> PROBLEM DETAILS
Quote all of the data that follows exactly as written, skipping the images.

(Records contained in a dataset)
──────
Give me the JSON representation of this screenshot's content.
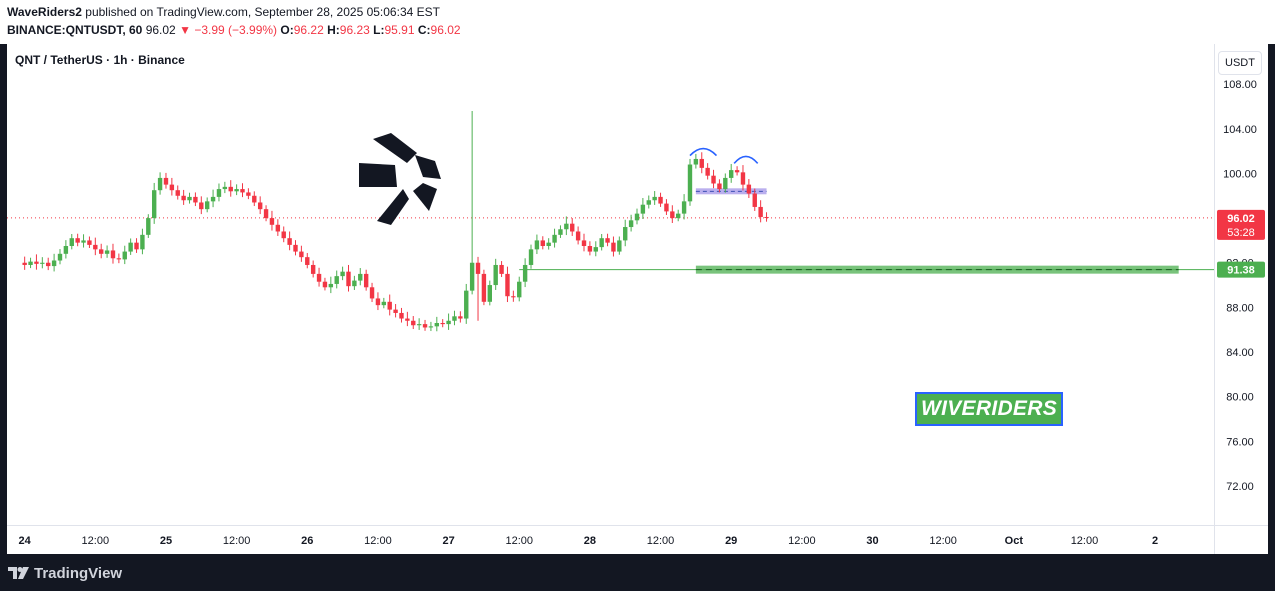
{
  "header": {
    "author": "WaveRiders2",
    "published": "published on TradingView.com, September 28, 2025 05:06:34 EST",
    "symbol_line": "BINANCE:QNTUSDT, 60",
    "last": "96.02",
    "change": "−3.99 (−3.99%)",
    "o_label": "O:",
    "o_value": "96.22",
    "h_label": "H:",
    "h_value": "96.23",
    "l_label": "L:",
    "l_value": "95.91",
    "c_label": "C:",
    "c_value": "96.02"
  },
  "chart": {
    "title": "QNT / TetherUS · 1h · Binance",
    "currency": "USDT",
    "watermark": "WIVERIDERS",
    "price_label": "96.02",
    "countdown": "53:28",
    "support_label": "91.38",
    "partial_tick": "92.00"
  },
  "footer": {
    "brand": "TradingView"
  },
  "colors": {
    "up": "#4caf50",
    "down": "#f23645",
    "support": "#4caf50",
    "neckline": "#b2a6ec",
    "arcs": "#2962ff",
    "accent": "#2962ff"
  },
  "chart_data": {
    "type": "candlestick",
    "title": "QNT / TetherUS · 1h · Binance",
    "y_ticks": [
      "108.00",
      "104.00",
      "100.00",
      "96.00",
      "92.00",
      "88.00",
      "84.00",
      "80.00",
      "76.00",
      "72.00"
    ],
    "y_tick_values": [
      108,
      104,
      100,
      96,
      92,
      88,
      84,
      80,
      76,
      72
    ],
    "x_ticks": [
      "24",
      "12:00",
      "25",
      "12:00",
      "26",
      "12:00",
      "27",
      "12:00",
      "28",
      "12:00",
      "29",
      "12:00",
      "30",
      "12:00",
      "Oct",
      "12:00",
      "2"
    ],
    "ylim": [
      68.5,
      111.6
    ],
    "xlim_hours": [
      -3,
      202
    ],
    "last_price": 96.02,
    "support_price": 91.38,
    "neckline_price": 98.4,
    "close_series": [
      92.0,
      91.8,
      92.1,
      91.9,
      92.0,
      91.7,
      92.2,
      92.8,
      93.5,
      94.2,
      93.8,
      94.0,
      93.6,
      93.2,
      92.8,
      93.1,
      92.4,
      92.3,
      93.0,
      93.8,
      93.2,
      94.5,
      96.0,
      98.5,
      99.6,
      99.0,
      98.5,
      98.0,
      97.6,
      97.9,
      97.4,
      96.8,
      97.5,
      97.9,
      98.6,
      98.8,
      98.4,
      98.6,
      98.3,
      98.0,
      97.4,
      96.8,
      96.0,
      95.4,
      94.8,
      94.2,
      93.6,
      93.0,
      92.5,
      91.8,
      91.0,
      90.3,
      89.8,
      90.1,
      90.8,
      91.2,
      89.9,
      90.4,
      91.0,
      89.8,
      88.8,
      88.2,
      88.5,
      87.8,
      87.5,
      87.0,
      86.8,
      86.4,
      86.5,
      86.2,
      86.3,
      86.6,
      86.5,
      86.8,
      87.2,
      87.0,
      89.5,
      92.0,
      91.0,
      88.5,
      90.0,
      91.8,
      91.0,
      89.0,
      88.9,
      90.3,
      91.8,
      93.2,
      94.0,
      93.5,
      93.8,
      94.5,
      95.0,
      95.5,
      94.8,
      94.0,
      93.5,
      93.0,
      93.4,
      94.2,
      93.8,
      93.0,
      94.0,
      95.2,
      95.8,
      96.4,
      97.2,
      97.6,
      97.9,
      97.3,
      96.6,
      96.0,
      96.4,
      97.5,
      100.8,
      101.3,
      100.5,
      99.8,
      99.1,
      98.6,
      99.6,
      100.3,
      100.1,
      99.0,
      98.2,
      97.0,
      96.1,
      96.02
    ]
  }
}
──────
> IN RESPONSE
Give me the JSON representation of this screenshot's content.
{
  "header": {
    "author": "WaveRiders2",
    "published": "published on TradingView.com, September 28, 2025 05:06:34 EST",
    "symbol_line": "BINANCE:QNTUSDT, 60",
    "last": "96.02",
    "change": "−3.99 (−3.99%)",
    "o_label": "O:",
    "o_value": "96.22",
    "h_label": "H:",
    "h_value": "96.23",
    "l_label": "L:",
    "l_value": "95.91",
    "c_label": "C:",
    "c_value": "96.02"
  },
  "chart": {
    "title": "QNT / TetherUS · 1h · Binance",
    "currency": "USDT",
    "watermark": "WIVERIDERS",
    "price_label": "96.02",
    "countdown": "53:28",
    "support_label": "91.38",
    "partial_tick": "92.00"
  },
  "footer": {
    "brand": "TradingView"
  },
  "colors": {
    "up": "#4caf50",
    "down": "#f23645",
    "support": "#4caf50",
    "neckline": "#b2a6ec",
    "arcs": "#2962ff",
    "accent": "#2962ff"
  },
  "chart_data": {
    "type": "candlestick",
    "title": "QNT / TetherUS · 1h · Binance",
    "y_ticks": [
      "108.00",
      "104.00",
      "100.00",
      "96.00",
      "92.00",
      "88.00",
      "84.00",
      "80.00",
      "76.00",
      "72.00"
    ],
    "y_tick_values": [
      108,
      104,
      100,
      96,
      92,
      88,
      84,
      80,
      76,
      72
    ],
    "x_ticks": [
      "24",
      "12:00",
      "25",
      "12:00",
      "26",
      "12:00",
      "27",
      "12:00",
      "28",
      "12:00",
      "29",
      "12:00",
      "30",
      "12:00",
      "Oct",
      "12:00",
      "2"
    ],
    "ylim": [
      68.5,
      111.6
    ],
    "xlim_hours": [
      -3,
      202
    ],
    "last_price": 96.02,
    "support_price": 91.38,
    "neckline_price": 98.4,
    "close_series": [
      92.0,
      91.8,
      92.1,
      91.9,
      92.0,
      91.7,
      92.2,
      92.8,
      93.5,
      94.2,
      93.8,
      94.0,
      93.6,
      93.2,
      92.8,
      93.1,
      92.4,
      92.3,
      93.0,
      93.8,
      93.2,
      94.5,
      96.0,
      98.5,
      99.6,
      99.0,
      98.5,
      98.0,
      97.6,
      97.9,
      97.4,
      96.8,
      97.5,
      97.9,
      98.6,
      98.8,
      98.4,
      98.6,
      98.3,
      98.0,
      97.4,
      96.8,
      96.0,
      95.4,
      94.8,
      94.2,
      93.6,
      93.0,
      92.5,
      91.8,
      91.0,
      90.3,
      89.8,
      90.1,
      90.8,
      91.2,
      89.9,
      90.4,
      91.0,
      89.8,
      88.8,
      88.2,
      88.5,
      87.8,
      87.5,
      87.0,
      86.8,
      86.4,
      86.5,
      86.2,
      86.3,
      86.6,
      86.5,
      86.8,
      87.2,
      87.0,
      89.5,
      92.0,
      91.0,
      88.5,
      90.0,
      91.8,
      91.0,
      89.0,
      88.9,
      90.3,
      91.8,
      93.2,
      94.0,
      93.5,
      93.8,
      94.5,
      95.0,
      95.5,
      94.8,
      94.0,
      93.5,
      93.0,
      93.4,
      94.2,
      93.8,
      93.0,
      94.0,
      95.2,
      95.8,
      96.4,
      97.2,
      97.6,
      97.9,
      97.3,
      96.6,
      96.0,
      96.4,
      97.5,
      100.8,
      101.3,
      100.5,
      99.8,
      99.1,
      98.6,
      99.6,
      100.3,
      100.1,
      99.0,
      98.2,
      97.0,
      96.1,
      96.02
    ]
  }
}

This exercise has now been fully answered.